Every line of the listing below should come back exactly as written, with no images.

**Task input**
● ● ● ● ●

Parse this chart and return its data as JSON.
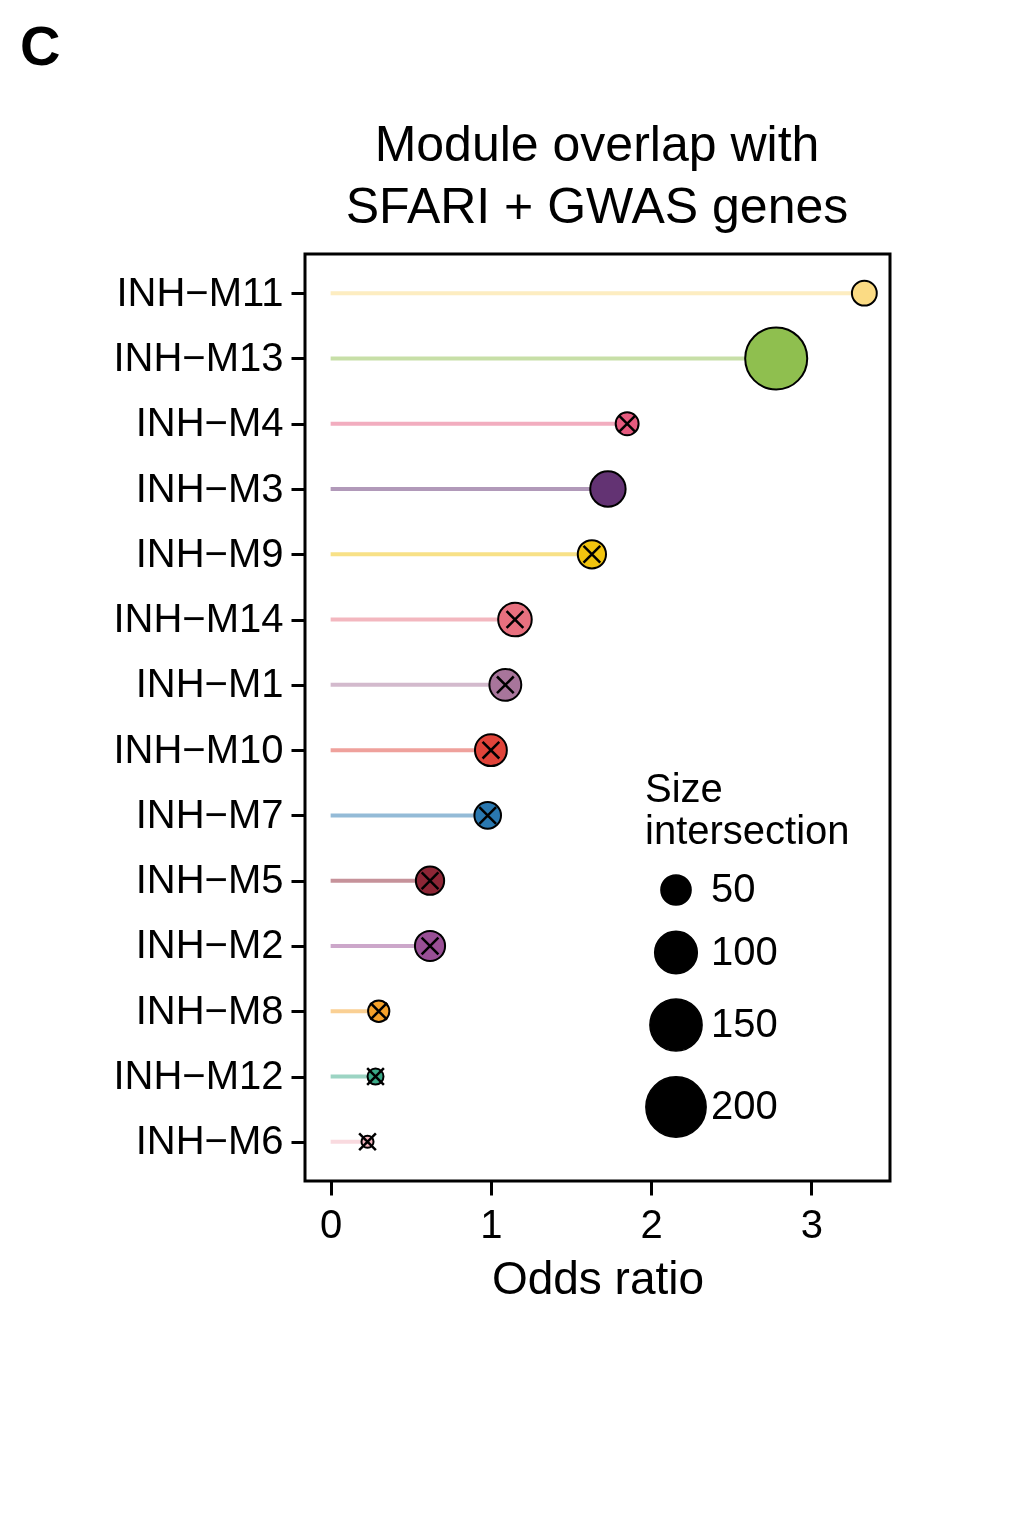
{
  "chart_data": {
    "type": "lollipop",
    "title": "Module overlap with\nSFARI + GWAS genes",
    "xlabel": "Odds ratio",
    "legend_title": "Size\nintersection",
    "annotations": [
      "C"
    ],
    "categories": [
      "INH−M11",
      "INH−M13",
      "INH−M4",
      "INH−M3",
      "INH−M9",
      "INH−M14",
      "INH−M1",
      "INH−M10",
      "INH−M7",
      "INH−M5",
      "INH−M2",
      "INH−M8",
      "INH−M12",
      "INH−M6"
    ],
    "orientation": "horizontal",
    "xlim": [
      -0.16,
      3.49
    ],
    "xticks": [
      0,
      1,
      2,
      3
    ],
    "grid": false,
    "size_legend": [
      50,
      100,
      150,
      200
    ],
    "series": [
      {
        "type": "lollipop",
        "marker": "circle",
        "values": [
          3.33,
          2.78,
          1.85,
          1.73,
          1.63,
          1.15,
          1.09,
          1.0,
          0.98,
          0.62,
          0.62,
          0.3,
          0.28,
          0.23
        ],
        "sizes": [
          34,
          212,
          29,
          69,
          44,
          62,
          56,
          56,
          39,
          44,
          50,
          25,
          14,
          8
        ],
        "colors": [
          "#fbdb84",
          "#8fbf4f",
          "#e55b7f",
          "#633373",
          "#f2c40f",
          "#e8707f",
          "#a8759b",
          "#e0443a",
          "#2a78b0",
          "#8e2636",
          "#994f95",
          "#f5a12a",
          "#3aa987",
          "#f4b6c0"
        ]
      },
      {
        "type": "scatter",
        "marker": "cross",
        "color": "#000000",
        "values": [
          null,
          null,
          1.85,
          null,
          1.63,
          1.15,
          1.09,
          1.0,
          0.98,
          0.62,
          0.62,
          0.3,
          0.28,
          0.23
        ]
      }
    ]
  }
}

● ● ● ● ●

**Problem solution**
Parse this chart and return its data as JSON.
{
  "chart_data": {
    "type": "lollipop",
    "title": "Module overlap with\nSFARI + GWAS genes",
    "xlabel": "Odds ratio",
    "legend_title": "Size\nintersection",
    "annotations": [
      "C"
    ],
    "categories": [
      "INH−M11",
      "INH−M13",
      "INH−M4",
      "INH−M3",
      "INH−M9",
      "INH−M14",
      "INH−M1",
      "INH−M10",
      "INH−M7",
      "INH−M5",
      "INH−M2",
      "INH−M8",
      "INH−M12",
      "INH−M6"
    ],
    "orientation": "horizontal",
    "xlim": [
      -0.16,
      3.49
    ],
    "xticks": [
      0,
      1,
      2,
      3
    ],
    "grid": false,
    "size_legend": [
      50,
      100,
      150,
      200
    ],
    "series": [
      {
        "type": "lollipop",
        "marker": "circle",
        "values": [
          3.33,
          2.78,
          1.85,
          1.73,
          1.63,
          1.15,
          1.09,
          1.0,
          0.98,
          0.62,
          0.62,
          0.3,
          0.28,
          0.23
        ],
        "sizes": [
          34,
          212,
          29,
          69,
          44,
          62,
          56,
          56,
          39,
          44,
          50,
          25,
          14,
          8
        ],
        "colors": [
          "#fbdb84",
          "#8fbf4f",
          "#e55b7f",
          "#633373",
          "#f2c40f",
          "#e8707f",
          "#a8759b",
          "#e0443a",
          "#2a78b0",
          "#8e2636",
          "#994f95",
          "#f5a12a",
          "#3aa987",
          "#f4b6c0"
        ]
      },
      {
        "type": "scatter",
        "marker": "cross",
        "color": "#000000",
        "values": [
          null,
          null,
          1.85,
          null,
          1.63,
          1.15,
          1.09,
          1.0,
          0.98,
          0.62,
          0.62,
          0.3,
          0.28,
          0.23
        ]
      }
    ]
  }
}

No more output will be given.